*TASK REQUIREMENTS*.
In the material below, find all lines with the string "that" and copy them.
------------------------------------------------
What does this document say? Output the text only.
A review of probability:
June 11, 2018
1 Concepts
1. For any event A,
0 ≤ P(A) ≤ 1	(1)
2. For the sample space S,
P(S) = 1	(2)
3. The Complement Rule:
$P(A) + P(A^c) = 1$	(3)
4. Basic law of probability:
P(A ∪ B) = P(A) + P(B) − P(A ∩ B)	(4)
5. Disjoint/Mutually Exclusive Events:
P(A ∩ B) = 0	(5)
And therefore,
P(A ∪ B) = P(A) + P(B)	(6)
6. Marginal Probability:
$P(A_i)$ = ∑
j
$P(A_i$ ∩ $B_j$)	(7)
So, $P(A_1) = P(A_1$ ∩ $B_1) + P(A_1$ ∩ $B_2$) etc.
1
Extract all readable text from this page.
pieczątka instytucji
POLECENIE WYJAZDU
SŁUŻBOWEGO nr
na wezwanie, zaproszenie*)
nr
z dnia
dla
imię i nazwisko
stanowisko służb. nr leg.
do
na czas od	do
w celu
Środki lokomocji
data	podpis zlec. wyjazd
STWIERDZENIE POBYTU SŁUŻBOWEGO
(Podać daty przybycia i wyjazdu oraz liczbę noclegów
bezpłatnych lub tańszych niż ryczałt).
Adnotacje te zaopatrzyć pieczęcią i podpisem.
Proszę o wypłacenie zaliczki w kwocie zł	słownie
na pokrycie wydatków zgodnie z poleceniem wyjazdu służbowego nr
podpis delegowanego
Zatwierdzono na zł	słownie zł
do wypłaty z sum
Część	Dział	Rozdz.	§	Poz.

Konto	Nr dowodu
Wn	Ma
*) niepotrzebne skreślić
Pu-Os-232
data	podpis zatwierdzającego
------------------------------------------------
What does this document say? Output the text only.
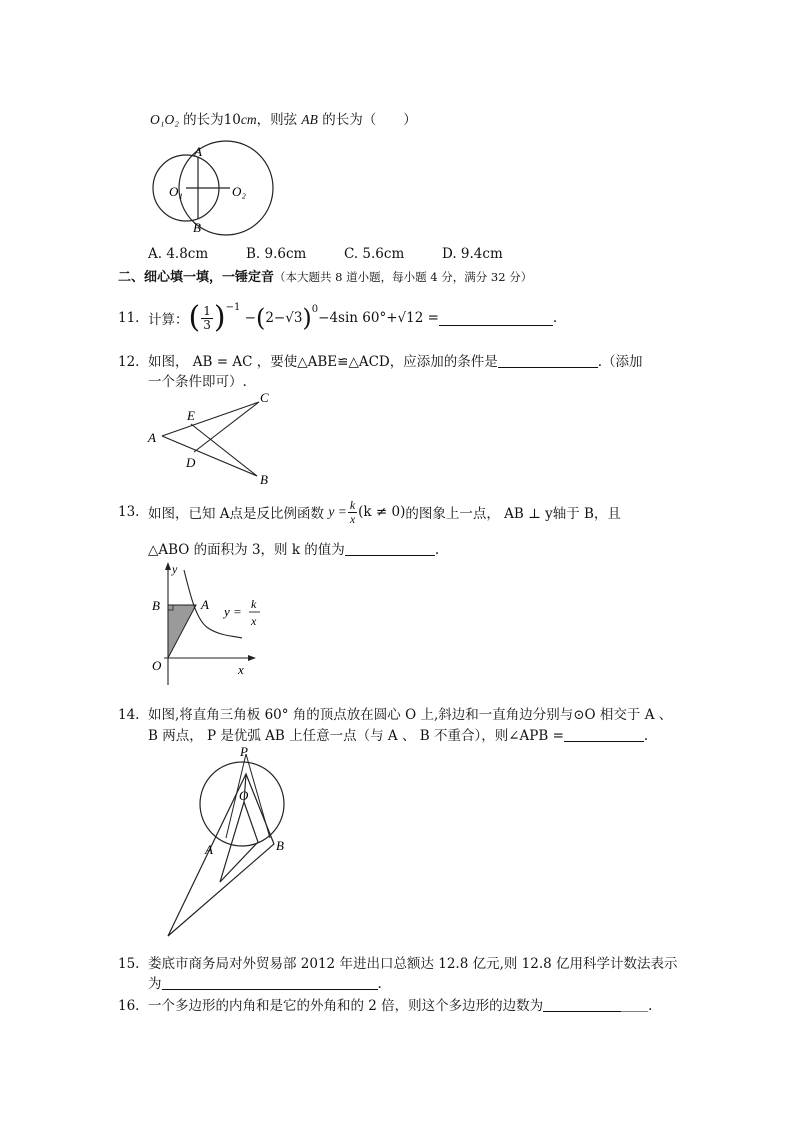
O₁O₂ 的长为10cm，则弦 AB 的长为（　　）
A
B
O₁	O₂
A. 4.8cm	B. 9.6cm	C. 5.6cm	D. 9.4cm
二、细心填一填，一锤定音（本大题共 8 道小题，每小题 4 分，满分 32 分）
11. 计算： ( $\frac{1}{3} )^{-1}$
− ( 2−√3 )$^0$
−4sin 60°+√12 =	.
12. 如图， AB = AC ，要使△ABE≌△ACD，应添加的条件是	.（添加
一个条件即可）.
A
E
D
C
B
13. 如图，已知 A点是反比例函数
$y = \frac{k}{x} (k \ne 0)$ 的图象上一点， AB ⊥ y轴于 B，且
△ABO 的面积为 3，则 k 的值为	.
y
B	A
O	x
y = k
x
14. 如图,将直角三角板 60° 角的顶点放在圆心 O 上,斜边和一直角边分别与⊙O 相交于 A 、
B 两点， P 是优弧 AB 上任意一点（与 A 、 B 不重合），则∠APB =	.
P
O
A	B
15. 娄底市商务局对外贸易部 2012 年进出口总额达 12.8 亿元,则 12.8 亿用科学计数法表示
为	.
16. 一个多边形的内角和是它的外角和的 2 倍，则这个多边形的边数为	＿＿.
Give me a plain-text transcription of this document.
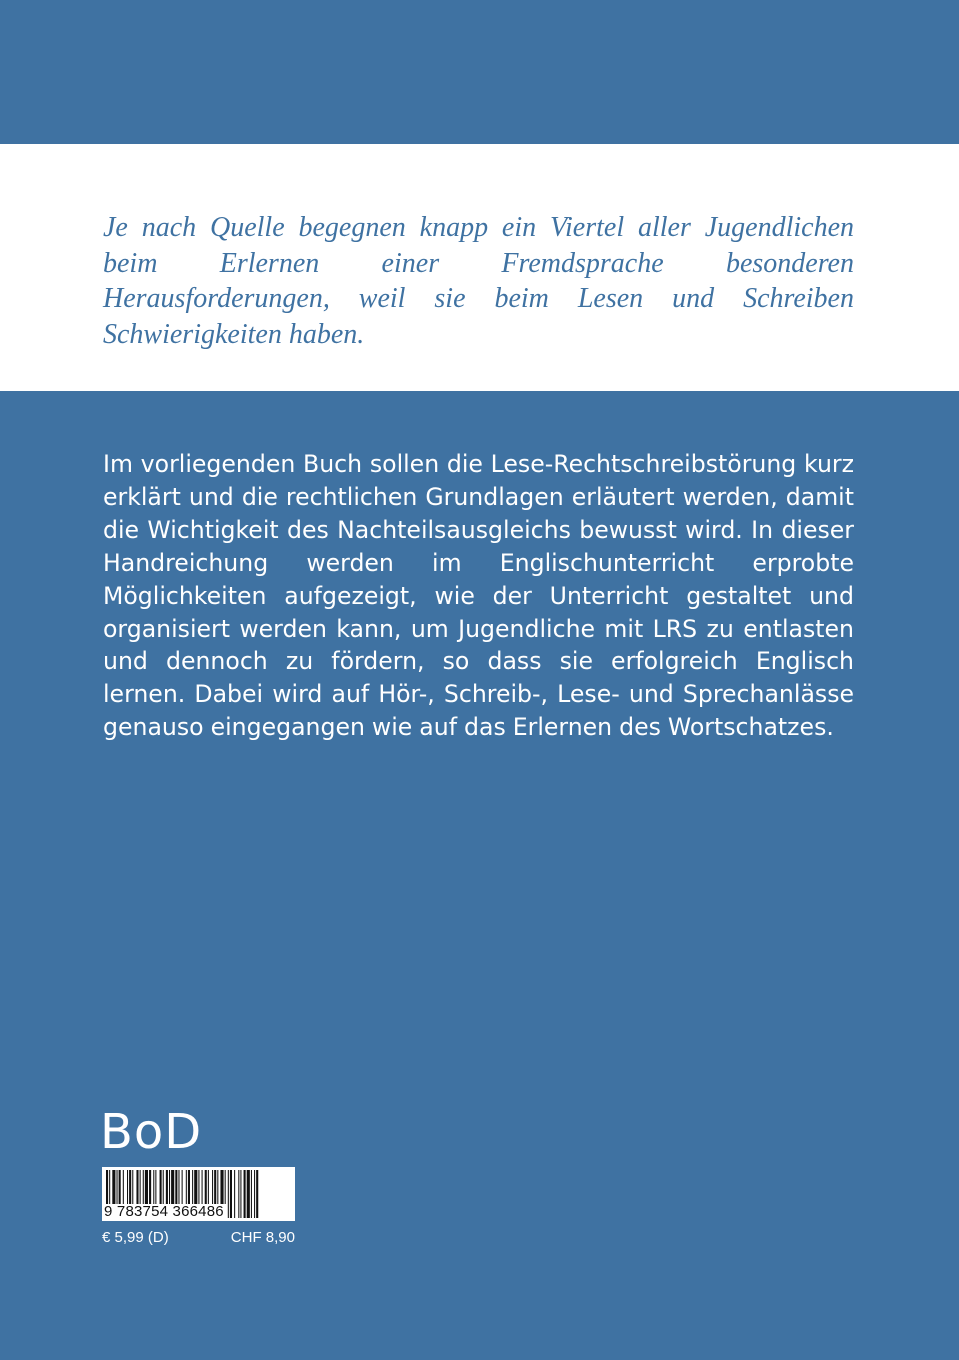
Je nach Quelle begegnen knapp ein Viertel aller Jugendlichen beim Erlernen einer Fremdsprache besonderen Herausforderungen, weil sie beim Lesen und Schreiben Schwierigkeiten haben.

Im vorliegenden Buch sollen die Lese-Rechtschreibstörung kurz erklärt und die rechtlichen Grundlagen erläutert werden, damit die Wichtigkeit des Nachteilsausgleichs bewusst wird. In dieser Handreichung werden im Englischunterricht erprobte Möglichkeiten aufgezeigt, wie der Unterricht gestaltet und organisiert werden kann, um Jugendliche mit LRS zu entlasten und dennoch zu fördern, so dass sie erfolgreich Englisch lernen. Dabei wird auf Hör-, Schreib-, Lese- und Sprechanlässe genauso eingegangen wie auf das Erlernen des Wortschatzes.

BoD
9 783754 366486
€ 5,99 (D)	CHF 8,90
------------------------------------------------
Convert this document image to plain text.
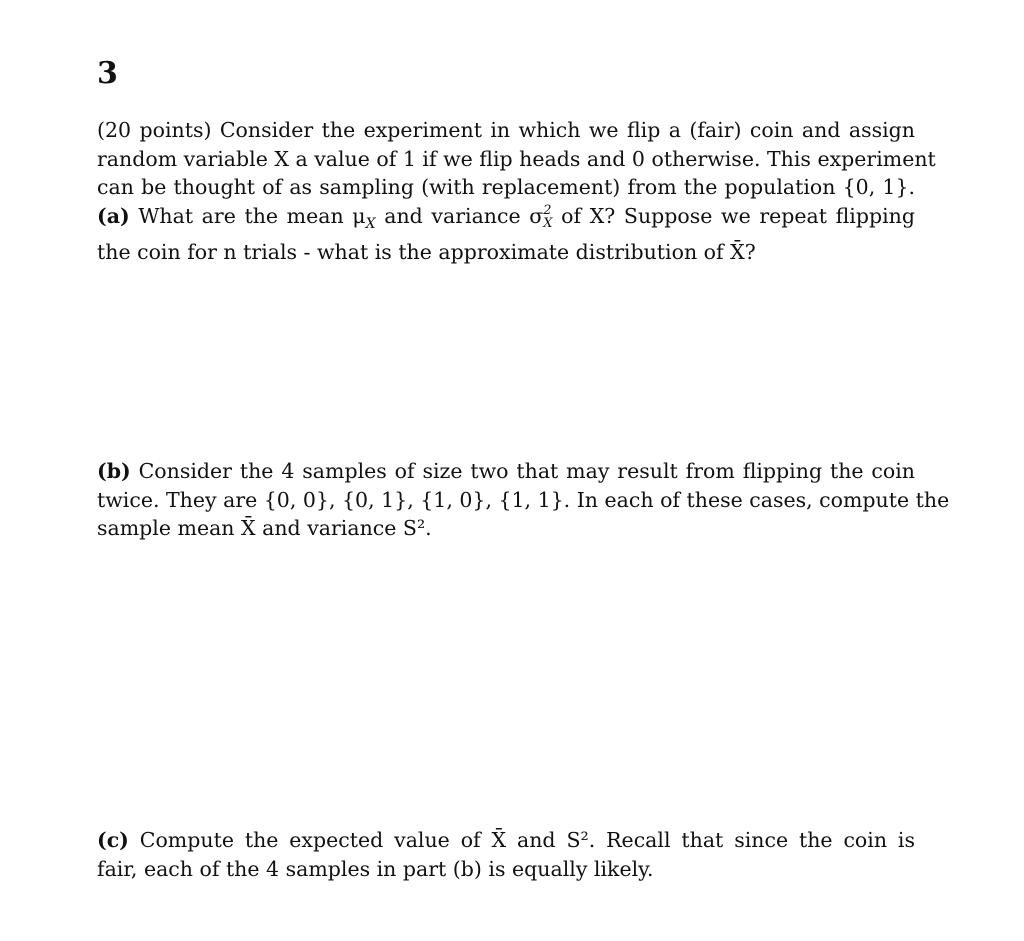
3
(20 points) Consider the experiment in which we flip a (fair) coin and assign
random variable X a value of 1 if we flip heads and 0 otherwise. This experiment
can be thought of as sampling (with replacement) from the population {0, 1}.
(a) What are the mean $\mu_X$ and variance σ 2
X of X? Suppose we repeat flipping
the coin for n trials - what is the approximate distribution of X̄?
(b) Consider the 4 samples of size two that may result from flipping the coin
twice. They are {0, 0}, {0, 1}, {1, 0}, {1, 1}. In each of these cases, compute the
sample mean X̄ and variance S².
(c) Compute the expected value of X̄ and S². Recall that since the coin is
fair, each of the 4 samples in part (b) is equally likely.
------------------------------------------------
*OUTPUT OF THE EXERCISE*.
(b) Consider the 4 samples of size two that may result from flipping the coin
(c) Compute the expected value of X̄ and S². Recall that since the coin is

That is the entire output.